### РАЗДЕЛ ДОКУМЕНТА
***
Прочтя Вашу газету, я порылся в шкафу и нашёл одну из бесчисленных статеек на Вашу тему и шлю её Вам. Делайте с ней, что хотите. Я лишь как Добчинский норовлю запечатлеть, что первым изрёк „А“ не Вы, господа Солоневичи, а хворый, старый, облаянный Рославлев — Баян — Серенький и проч.

Вот и всё. Бывайте здоровы и жарьте. Как все бывшие люди, я люблю мечтать и вспоминать. Вспоминаю о гонорарах у Суворина и Сытина (до 4-х тысяч золотых рублей в месяц), о пышном особняке в Питере, о вечерах у Витте и прочем. А мечтаю я, что господа Солоневичи печатают свою газету не в переулке Софии, а на большаке Ниццы, что к физической силе Солоневичей приложит остатки своей литературной силы Рославлев — Баян, а какая-то фея посыплет на них хоть и подлыми, но полноценными франками, и весть о делах и словах Солоневичей и Колышко пройдёт по всей иудо-масонской Европе и Америке, и не зарастёт к ним народная тропа.

На сих мечтаниях позвольте пожать 3 пары здоровых и честных рук и остаться Вашим читателем.

Иосиф Иосифович Колышко».

Несмотря на косые взгляды завистников («не успел приехать, а уже гребёт деньги!»), анонимные телефонные звонки и подмётные письма с угрозами (работа чекистов?), Иван Солоневич выдерживал политическую линию газеты, заявленную в редакционной статье первого номера. Поток писем, которые приходили из самых далёких мест русского рассеяния, вдохновляли его, подтверждали, что ориентация на рядового читателя, а не «командиров» и «осколки прошлого», себя оправдывает.
***
### ИСХОДНЫЙ ФРАГМЕНТ
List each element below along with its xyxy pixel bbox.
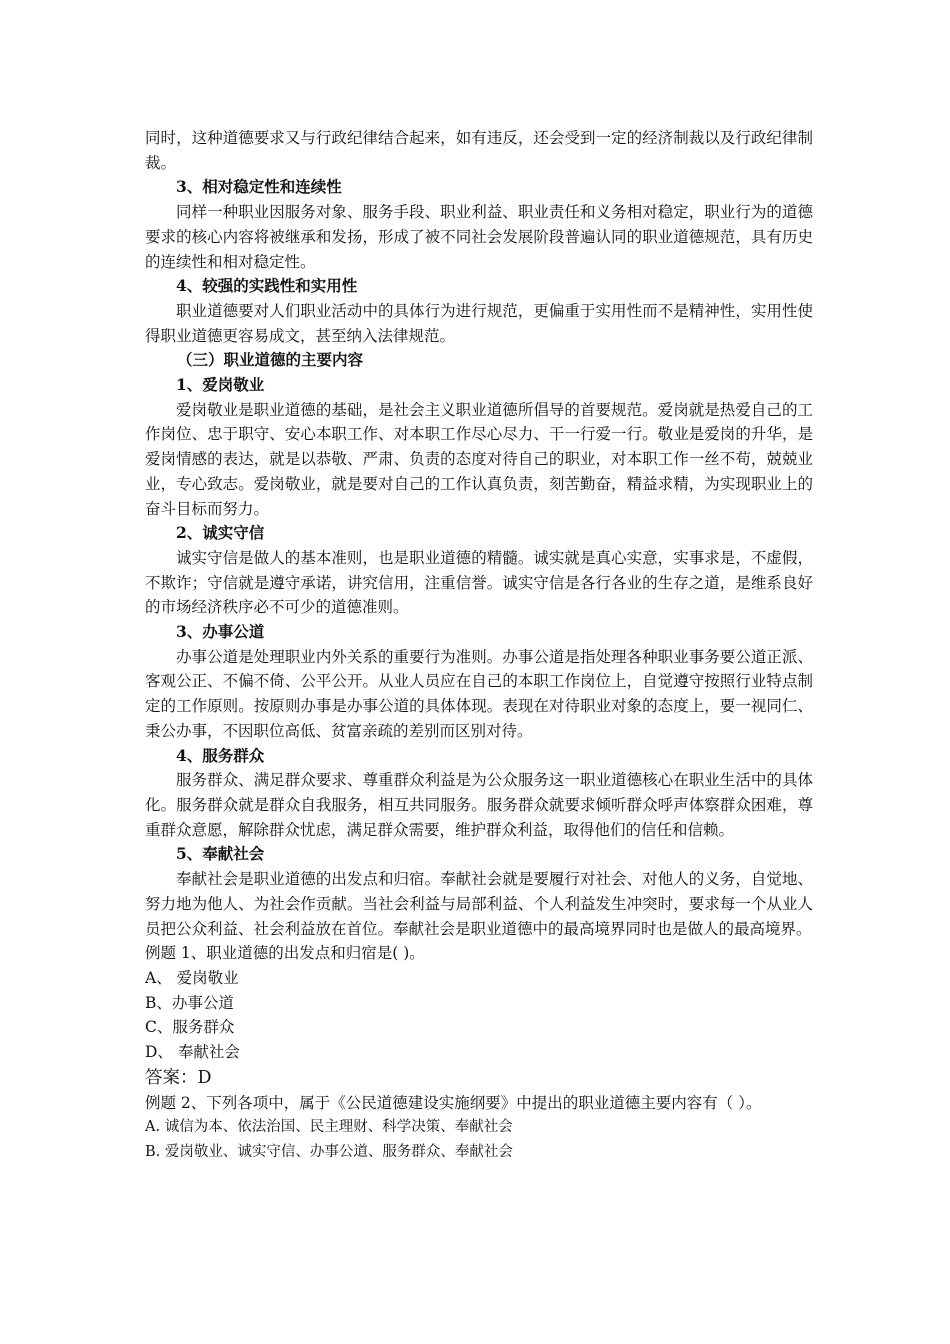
***
### ОПИСАНИЕ ЗАДАЧИ
Напишите продолжение текста о газете Ивана Солоневича, начиная сразу после его последнего предложения.

### РЕЗУЛЬТАТ ВЫПОЛНЕНИЯ
В период становления газеты Солоневич довольно часто сам отвечал на письма читателей, предлагая «наиболее толковым» из них стать распространителями «Голоса России». В Китае эту работу взялся выполнять Александр Валерианович Зайцев. Солоневич писал ему:

«И радостно, и лестно знать, что работаешь не впустую и что на всех пяти шестых земной суши раскидано так много хороших настоящих русских людей, которые, думаю, себя ещё покажут. Думаю также, что время для этого „показа“ приближается: кремлёвская сволочь собирается, кажется, окончательно перегрызть глотки друг другу. Что же касается эмиграции, то, что я писал, относилось, собственно, не к русским людям вообще, а к их партийному „возглавлению“. Средняя же эмиграция, по-моему, никакого равнодушия к России не проявляет. Наоборот, те тысячи подписчиков, которых мы уже имеем, и те десятки писем, которые получаются каждый день, — показывают, что порох в пороховницах ещё есть… Мы же изворачиваемся, как можем, и как будто неплохо изворачиваемся»[105].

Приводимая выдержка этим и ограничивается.